▸ Exercise requirements
Give the number of lines in the data that hold the string "either". Nothing else is needed.

▸ Dataset records
-.-.-

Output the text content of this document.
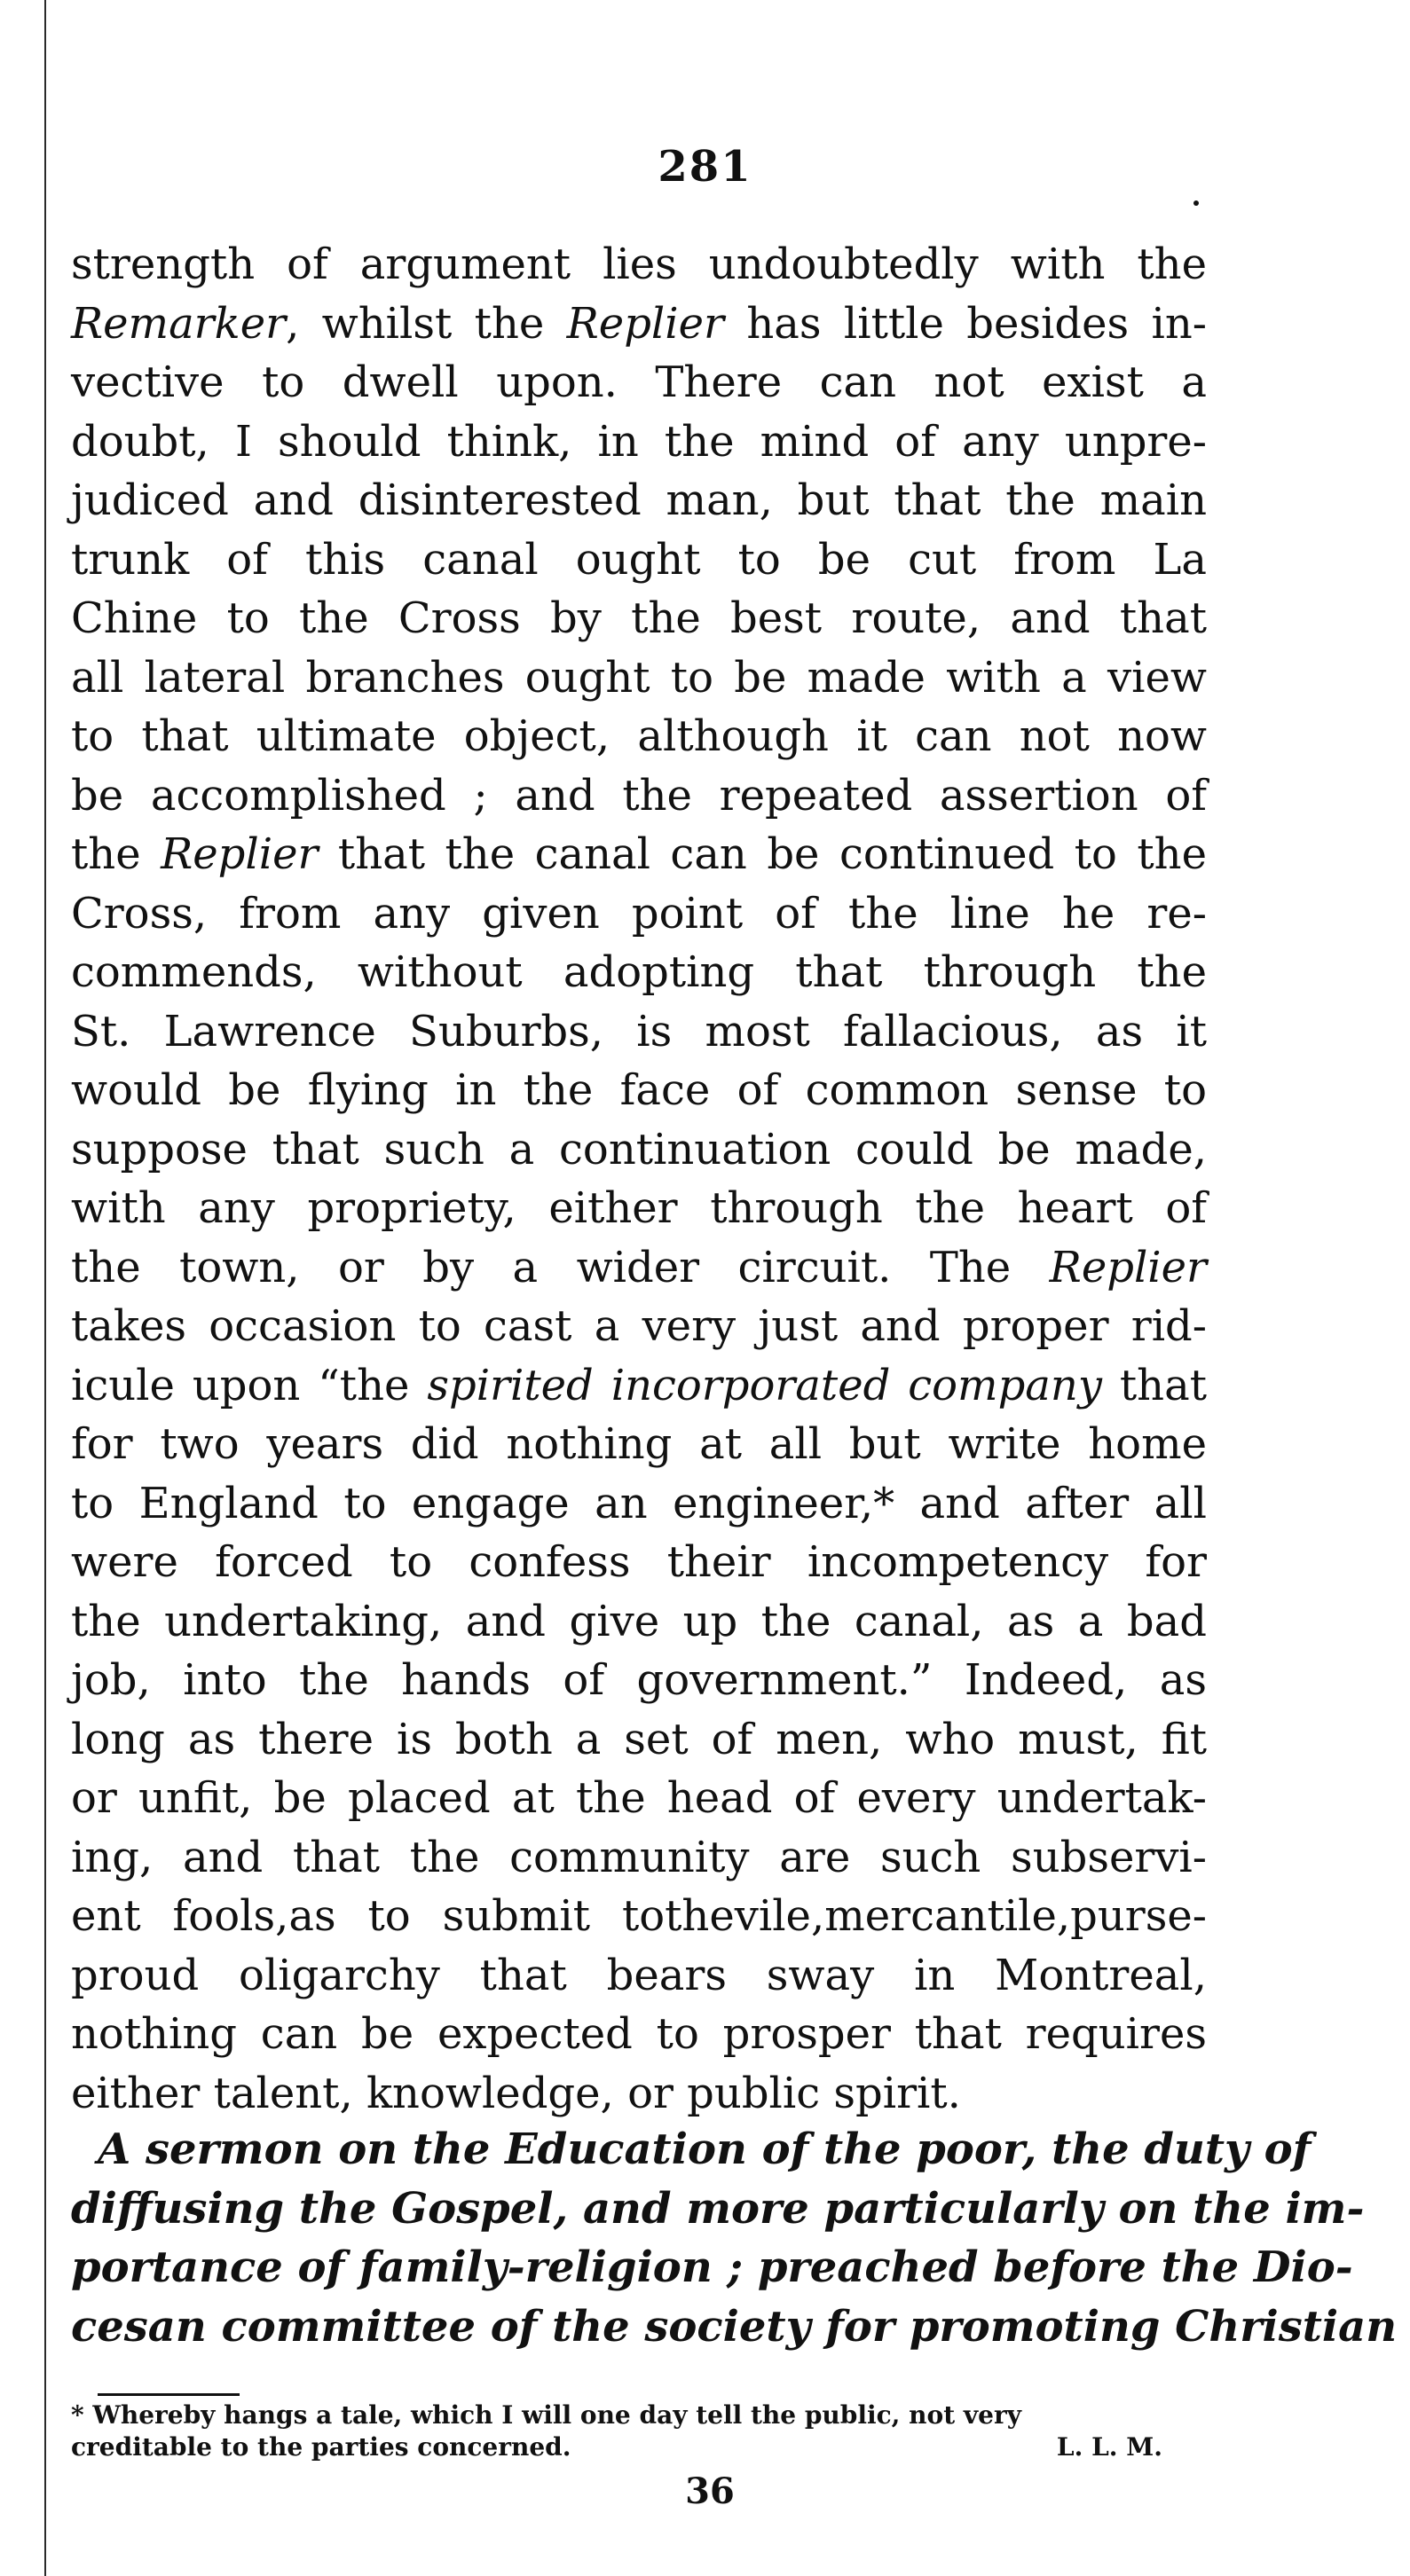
281
strength of argument lies undoubtedly with the
Remarker, whilst the Replier has little besides in-
vective to dwell upon. There can not exist a
doubt, I should think, in the mind of any unpre-
judiced and disinterested man, but that the main
trunk of this canal ought to be cut from La
Chine to the Cross by the best route, and that
all lateral branches ought to be made with a view
to that ultimate object, although it can not now
be accomplished ; and the repeated assertion of
the Replier that the canal can be continued to the
Cross, from any given point of the line he re-
commends, without adopting that through the
St. Lawrence Suburbs, is most fallacious, as it
would be flying in the face of common sense to
suppose that such a continuation could be made,
with any propriety, either through the heart of
the town, or by a wider circuit. The Replier
takes occasion to cast a very just and proper rid-
icule upon “the spirited incorporated company that
for two years did nothing at all but write home
to England to engage an engineer,* and after all
were forced to confess their incompetency for
the undertaking, and give up the canal, as a bad
job, into the hands of government.” Indeed, as
long as there is both a set of men, who must, fit
or unfit, be placed at the head of every undertak-
ing, and that the community are such subservi-
ent fools,as to submit tothevile,mercantile,purse-
proud oligarchy that bears sway in Montreal,
nothing can be expected to prosper that requires
either talent, knowledge, or public spirit.
A sermon on the Education of the poor, the duty of
diffusing the Gospel, and more particularly on the im-
portance of family-religion ; preached before the Dio-
cesan committee of the society for promoting Christian
* Whereby hangs a tale, which I will one day tell the public, not very
creditable to the parties concerned.	L. L. M.
36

-.-.-

▸ Written solution
2